== Data to use ==
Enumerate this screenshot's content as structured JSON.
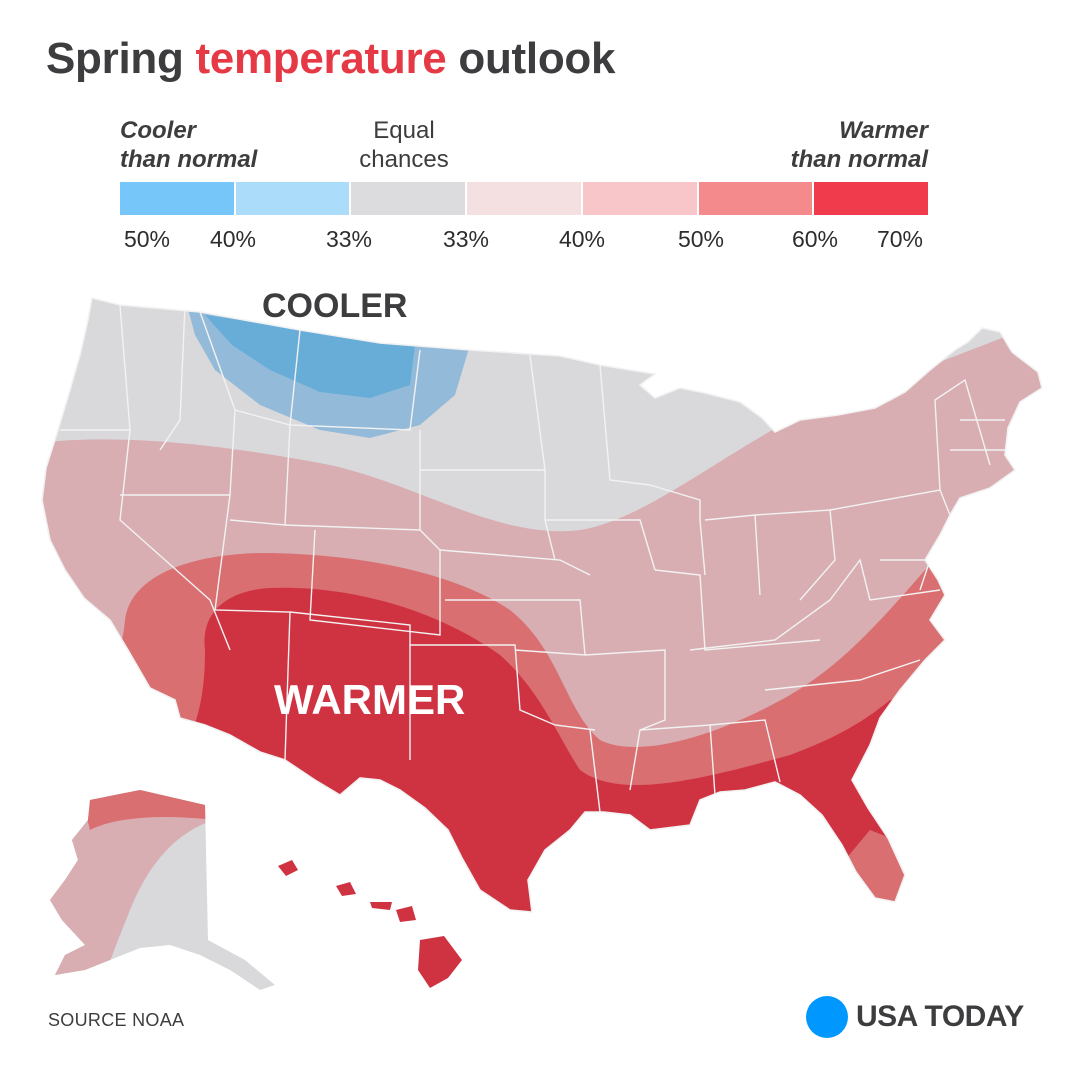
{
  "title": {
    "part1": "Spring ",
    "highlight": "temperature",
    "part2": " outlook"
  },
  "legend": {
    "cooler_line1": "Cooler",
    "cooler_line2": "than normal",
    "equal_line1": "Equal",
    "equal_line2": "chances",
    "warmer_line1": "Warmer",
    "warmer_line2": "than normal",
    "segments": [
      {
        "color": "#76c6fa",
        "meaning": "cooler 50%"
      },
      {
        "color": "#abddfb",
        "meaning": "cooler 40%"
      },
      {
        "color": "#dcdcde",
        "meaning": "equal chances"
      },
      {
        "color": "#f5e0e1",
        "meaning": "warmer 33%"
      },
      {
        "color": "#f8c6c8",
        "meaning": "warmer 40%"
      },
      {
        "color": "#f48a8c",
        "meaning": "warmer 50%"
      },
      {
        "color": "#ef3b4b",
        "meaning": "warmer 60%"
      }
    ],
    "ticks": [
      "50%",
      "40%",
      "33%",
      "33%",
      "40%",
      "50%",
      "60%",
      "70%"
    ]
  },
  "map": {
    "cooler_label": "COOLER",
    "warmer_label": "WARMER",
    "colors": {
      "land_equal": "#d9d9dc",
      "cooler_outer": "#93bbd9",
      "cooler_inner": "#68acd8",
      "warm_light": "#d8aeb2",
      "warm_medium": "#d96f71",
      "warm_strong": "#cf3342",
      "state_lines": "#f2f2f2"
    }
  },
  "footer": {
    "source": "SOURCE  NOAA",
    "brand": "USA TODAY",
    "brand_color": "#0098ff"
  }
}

== Problem description ==
What is the number of lines in the listing above that contain the string "meaning"? Give only the number.

== Response to this exercise ==
7